● **Given data**:
<<<<

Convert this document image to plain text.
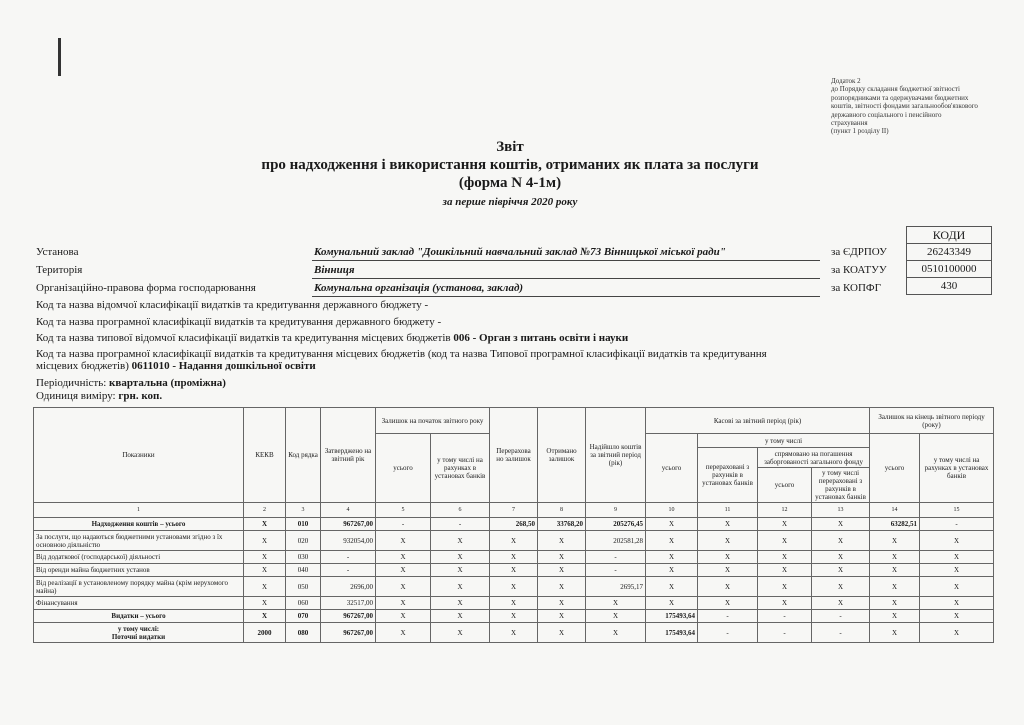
Додаток 2
до Порядку складання бюджетної звітності
розпорядниками та одержувачами бюджетних
коштів, звітності фондами загальнообов'язкового
державного соціального і пенсійного
страхування
(пункт 1 розділу II)
Звіт
про надходження і використання коштів, отриманих як плата за послуги
(форма N 4-1м)
за перше півріччя 2020 року
КОДИ
26243349
0510100000
430
за ЄДРПОУ
за КОАТУУ
за КОПФГ
Установа	Комунальний заклад "Дошкільний навчальний заклад №73 Вінницької міської ради"
Територія	Вінниця
Організаційно-правова форма господарювання	Комунальна організація (установа, заклад)
Код та назва відомчої класифікації видатків та кредитування державного бюджету -
Код та назва програмної класифікації видатків та кредитування державного бюджету -
Код та назва типової відомчої класифікації видатків та кредитування місцевих бюджетів 006 - Орган з питань освіти і науки
Код та назва програмної класифікації видатків та кредитування місцевих бюджетів (код та назва Типової програмної класифікації видатків та кредитування
місцевих бюджетів) 0611010 - Надання дошкільної освіти
Періодичність: квартальна (проміжна)
Одиниця виміру: грн. коп.
Показники	КЕКВ	Код рядка	Затверджено на звітний рік	Залишок на початок звітного року		Перерахова но залишок	Отримано залишок	Надійшло коштів за звітний період (рік)	Касові за звітний період (рік)				Залишок на кінець звітного періоду (року)	
				усього	у тому числі на рахунках в установах банків				усього	у тому числі			усього	у тому числі на рахунках в установах банків
										перераховані з рахунків в установах банків	спрямовано на погашення заборгованості загального фонду			
											усього	у тому числі перераховані з рахунків в установах банків		
1	2	3	4	5	6	7	8	9	10	11	12	13	14	15
Надходження коштів – усього	X	010	967267,00	-	-	268,50	33768,20	205276,45	X	X	X	X	63282,51	-
За послуги, що надаються бюджетними установами згідно з їх основною діяльністю	X	020	932054,00	X	X	X	X	202581,28	X	X	X	X	X	X
Від додаткової (господарської) діяльності	X	030	-	X	X	X	X	-	X	X	X	X	X	X
Від оренди майна бюджетних установ	X	040	-	X	X	X	X	-	X	X	X	X	X	X
Від реалізації в установленому порядку майна (крім нерухомого майна)	X	050	2696,00	X	X	X	X	2695,17	X	X	X	X	X	X
Фінансування	X	060	32517,00	X	X	X	X	X	X	X	X	X	X	X
Видатки – усього	X	070	967267,00	X	X	X	X	X	175493,64	-	-	-	X	X
у тому числі:
Поточні видатки	2000	080	967267,00	X	X	X	X	X	175493,64	-	-	-	X	X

>>>>

● **Problem**:
Only a number is wanted: how many lines of the material above hold "майна"?

● **Response to the task**:
2